▶ **GIVEN EXERCISE**
Count the lines below that contain the word "color". Give only the number.

(Recorded data)
***
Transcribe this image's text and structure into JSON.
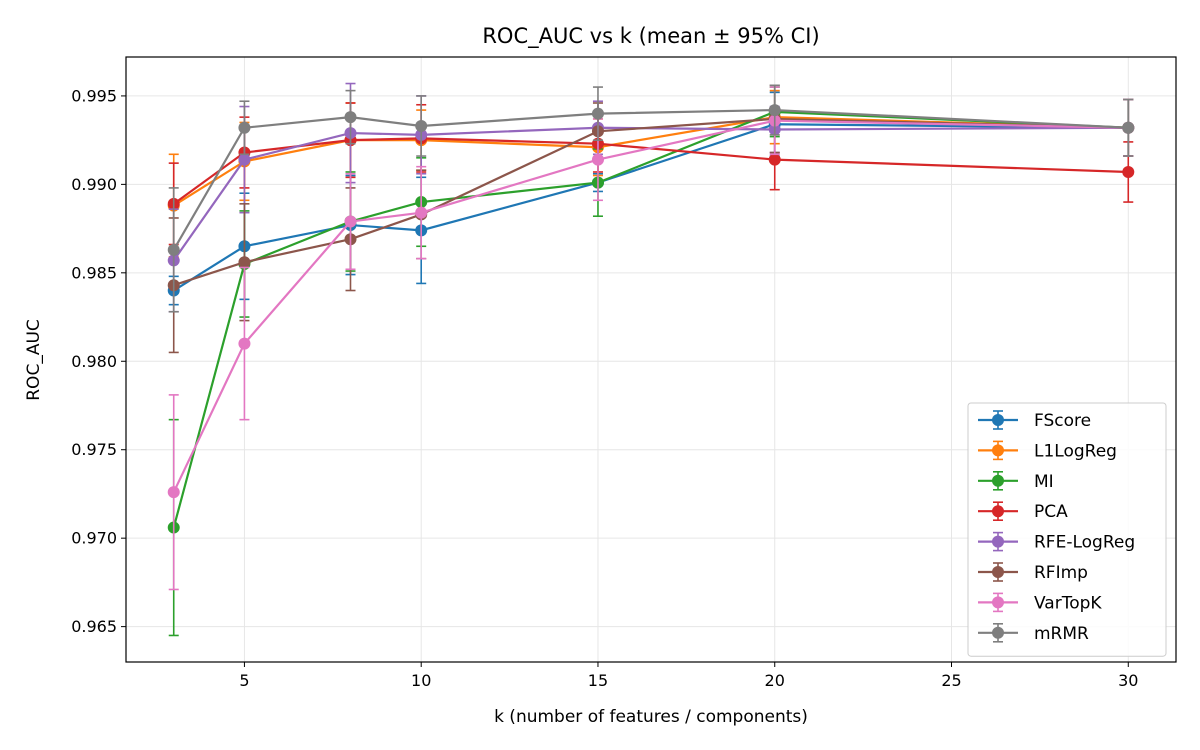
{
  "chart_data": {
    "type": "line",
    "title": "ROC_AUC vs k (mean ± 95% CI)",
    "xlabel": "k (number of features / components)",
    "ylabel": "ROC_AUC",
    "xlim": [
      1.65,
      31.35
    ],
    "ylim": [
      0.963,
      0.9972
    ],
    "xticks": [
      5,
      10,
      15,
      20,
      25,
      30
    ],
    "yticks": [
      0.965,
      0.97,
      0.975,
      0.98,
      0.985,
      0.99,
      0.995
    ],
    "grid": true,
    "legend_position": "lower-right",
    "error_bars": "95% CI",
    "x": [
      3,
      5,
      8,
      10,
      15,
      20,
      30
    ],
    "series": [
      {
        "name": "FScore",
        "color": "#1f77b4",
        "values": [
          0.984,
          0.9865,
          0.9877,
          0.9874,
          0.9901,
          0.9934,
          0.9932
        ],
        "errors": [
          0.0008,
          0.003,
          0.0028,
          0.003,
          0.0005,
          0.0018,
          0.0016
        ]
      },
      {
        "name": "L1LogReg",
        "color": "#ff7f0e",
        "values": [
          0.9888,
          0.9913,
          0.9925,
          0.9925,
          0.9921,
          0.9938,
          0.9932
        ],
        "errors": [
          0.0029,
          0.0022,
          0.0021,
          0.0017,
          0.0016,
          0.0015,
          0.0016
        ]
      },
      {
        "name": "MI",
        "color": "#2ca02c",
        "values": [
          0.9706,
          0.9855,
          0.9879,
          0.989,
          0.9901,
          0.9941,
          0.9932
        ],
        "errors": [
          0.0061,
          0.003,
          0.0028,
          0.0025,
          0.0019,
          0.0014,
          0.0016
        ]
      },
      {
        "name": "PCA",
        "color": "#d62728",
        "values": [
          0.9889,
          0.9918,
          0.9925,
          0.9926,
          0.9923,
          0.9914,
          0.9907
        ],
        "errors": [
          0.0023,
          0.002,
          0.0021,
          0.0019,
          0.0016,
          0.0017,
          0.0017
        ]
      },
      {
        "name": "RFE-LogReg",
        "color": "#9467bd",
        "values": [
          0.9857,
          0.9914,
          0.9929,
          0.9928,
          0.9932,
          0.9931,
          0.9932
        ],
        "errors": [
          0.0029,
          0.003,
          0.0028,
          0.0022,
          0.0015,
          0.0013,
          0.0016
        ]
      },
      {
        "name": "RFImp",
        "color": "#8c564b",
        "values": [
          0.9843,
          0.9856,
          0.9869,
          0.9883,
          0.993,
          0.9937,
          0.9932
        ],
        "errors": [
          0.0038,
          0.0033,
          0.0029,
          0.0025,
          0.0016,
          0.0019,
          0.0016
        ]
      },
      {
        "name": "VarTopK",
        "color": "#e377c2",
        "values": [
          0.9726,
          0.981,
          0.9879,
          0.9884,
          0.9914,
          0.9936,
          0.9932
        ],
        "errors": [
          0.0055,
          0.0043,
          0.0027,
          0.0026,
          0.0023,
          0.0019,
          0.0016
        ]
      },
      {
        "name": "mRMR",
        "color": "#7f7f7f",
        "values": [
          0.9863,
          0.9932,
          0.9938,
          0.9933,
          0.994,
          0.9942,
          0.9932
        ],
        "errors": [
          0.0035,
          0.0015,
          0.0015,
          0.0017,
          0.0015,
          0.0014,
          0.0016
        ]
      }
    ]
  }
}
***
▶ **SOLUTION TO THIS EXERCISE**
8